### Requirements
Using the records provided below, locate and copy each line that contains the word "Version".

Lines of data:
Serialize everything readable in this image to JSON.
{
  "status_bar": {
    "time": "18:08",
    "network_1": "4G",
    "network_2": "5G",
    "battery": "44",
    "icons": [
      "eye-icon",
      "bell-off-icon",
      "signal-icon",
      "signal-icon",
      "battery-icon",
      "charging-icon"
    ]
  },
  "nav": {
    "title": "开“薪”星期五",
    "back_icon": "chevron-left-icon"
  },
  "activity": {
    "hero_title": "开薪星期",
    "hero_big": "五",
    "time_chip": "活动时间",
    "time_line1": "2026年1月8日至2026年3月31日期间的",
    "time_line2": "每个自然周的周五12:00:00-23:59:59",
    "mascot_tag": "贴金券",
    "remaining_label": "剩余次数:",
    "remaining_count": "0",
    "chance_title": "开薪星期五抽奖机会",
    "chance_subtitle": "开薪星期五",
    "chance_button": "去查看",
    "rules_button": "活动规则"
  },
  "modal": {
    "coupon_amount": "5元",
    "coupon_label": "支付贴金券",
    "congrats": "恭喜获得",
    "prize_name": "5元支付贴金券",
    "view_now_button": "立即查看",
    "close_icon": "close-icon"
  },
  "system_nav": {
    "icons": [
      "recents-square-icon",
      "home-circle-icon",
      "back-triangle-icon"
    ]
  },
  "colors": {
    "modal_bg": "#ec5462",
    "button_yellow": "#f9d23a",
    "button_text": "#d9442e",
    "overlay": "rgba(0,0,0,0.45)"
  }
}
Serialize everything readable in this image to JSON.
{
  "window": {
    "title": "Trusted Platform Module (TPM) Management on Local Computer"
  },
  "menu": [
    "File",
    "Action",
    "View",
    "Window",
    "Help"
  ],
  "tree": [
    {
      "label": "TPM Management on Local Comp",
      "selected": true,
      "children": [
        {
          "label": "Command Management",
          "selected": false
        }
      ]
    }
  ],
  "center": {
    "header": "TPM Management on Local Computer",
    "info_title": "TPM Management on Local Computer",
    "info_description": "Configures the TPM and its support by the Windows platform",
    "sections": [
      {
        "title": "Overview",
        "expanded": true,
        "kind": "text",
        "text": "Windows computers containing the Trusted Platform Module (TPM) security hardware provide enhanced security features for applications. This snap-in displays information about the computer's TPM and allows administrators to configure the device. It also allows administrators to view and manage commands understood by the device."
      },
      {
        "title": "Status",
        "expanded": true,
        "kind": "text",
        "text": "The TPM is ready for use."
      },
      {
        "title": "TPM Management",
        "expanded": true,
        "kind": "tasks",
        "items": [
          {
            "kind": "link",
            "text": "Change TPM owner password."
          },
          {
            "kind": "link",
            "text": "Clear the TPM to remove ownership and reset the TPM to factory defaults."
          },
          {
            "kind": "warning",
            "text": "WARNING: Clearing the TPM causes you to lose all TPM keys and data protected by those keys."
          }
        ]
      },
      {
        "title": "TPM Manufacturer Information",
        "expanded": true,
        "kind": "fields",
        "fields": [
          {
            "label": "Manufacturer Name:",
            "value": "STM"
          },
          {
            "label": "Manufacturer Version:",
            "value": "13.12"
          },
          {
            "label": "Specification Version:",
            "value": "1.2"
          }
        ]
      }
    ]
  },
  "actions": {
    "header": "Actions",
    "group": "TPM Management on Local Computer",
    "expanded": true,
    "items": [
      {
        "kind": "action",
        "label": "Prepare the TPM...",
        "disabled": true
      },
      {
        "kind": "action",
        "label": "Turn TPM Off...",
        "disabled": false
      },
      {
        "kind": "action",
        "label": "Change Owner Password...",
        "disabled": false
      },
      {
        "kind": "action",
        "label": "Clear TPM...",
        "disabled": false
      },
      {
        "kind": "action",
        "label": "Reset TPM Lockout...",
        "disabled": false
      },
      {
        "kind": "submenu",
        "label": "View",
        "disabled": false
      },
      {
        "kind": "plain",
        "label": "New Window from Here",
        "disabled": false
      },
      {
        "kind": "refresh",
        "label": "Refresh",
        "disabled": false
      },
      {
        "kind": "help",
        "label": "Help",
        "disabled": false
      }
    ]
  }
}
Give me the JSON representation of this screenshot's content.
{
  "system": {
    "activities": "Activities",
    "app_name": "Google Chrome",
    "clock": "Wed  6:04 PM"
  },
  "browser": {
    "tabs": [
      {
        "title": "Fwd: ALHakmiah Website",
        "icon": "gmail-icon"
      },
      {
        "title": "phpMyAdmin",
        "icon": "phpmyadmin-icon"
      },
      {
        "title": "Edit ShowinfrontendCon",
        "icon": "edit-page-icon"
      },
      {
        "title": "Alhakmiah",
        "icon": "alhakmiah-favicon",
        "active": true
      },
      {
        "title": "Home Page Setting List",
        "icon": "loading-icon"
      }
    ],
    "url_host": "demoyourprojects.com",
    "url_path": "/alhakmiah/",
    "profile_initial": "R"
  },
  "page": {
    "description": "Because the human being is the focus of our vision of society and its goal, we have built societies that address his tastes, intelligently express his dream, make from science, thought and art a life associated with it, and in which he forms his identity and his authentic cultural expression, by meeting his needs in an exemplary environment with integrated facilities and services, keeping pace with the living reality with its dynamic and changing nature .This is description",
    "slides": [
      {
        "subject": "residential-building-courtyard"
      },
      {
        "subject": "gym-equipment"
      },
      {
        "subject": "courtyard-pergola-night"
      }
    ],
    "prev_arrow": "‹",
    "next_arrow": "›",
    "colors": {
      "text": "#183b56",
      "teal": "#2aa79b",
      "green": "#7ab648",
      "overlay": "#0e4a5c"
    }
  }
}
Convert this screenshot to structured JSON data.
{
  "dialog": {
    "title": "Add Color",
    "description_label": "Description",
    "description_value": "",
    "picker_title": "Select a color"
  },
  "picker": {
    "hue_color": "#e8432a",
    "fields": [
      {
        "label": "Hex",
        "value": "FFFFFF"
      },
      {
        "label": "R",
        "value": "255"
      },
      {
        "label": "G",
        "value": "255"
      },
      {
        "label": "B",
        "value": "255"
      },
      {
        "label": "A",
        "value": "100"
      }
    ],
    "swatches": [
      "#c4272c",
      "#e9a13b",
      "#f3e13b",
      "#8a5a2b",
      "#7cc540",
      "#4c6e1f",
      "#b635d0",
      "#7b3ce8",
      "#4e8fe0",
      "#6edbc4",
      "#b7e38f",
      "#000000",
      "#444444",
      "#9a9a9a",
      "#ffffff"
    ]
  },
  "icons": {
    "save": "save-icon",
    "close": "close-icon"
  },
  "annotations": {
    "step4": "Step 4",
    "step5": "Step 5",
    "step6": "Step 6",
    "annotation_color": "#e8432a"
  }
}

### The reply
            "label": "Manufacturer Version:",
            "label": "Specification Version:",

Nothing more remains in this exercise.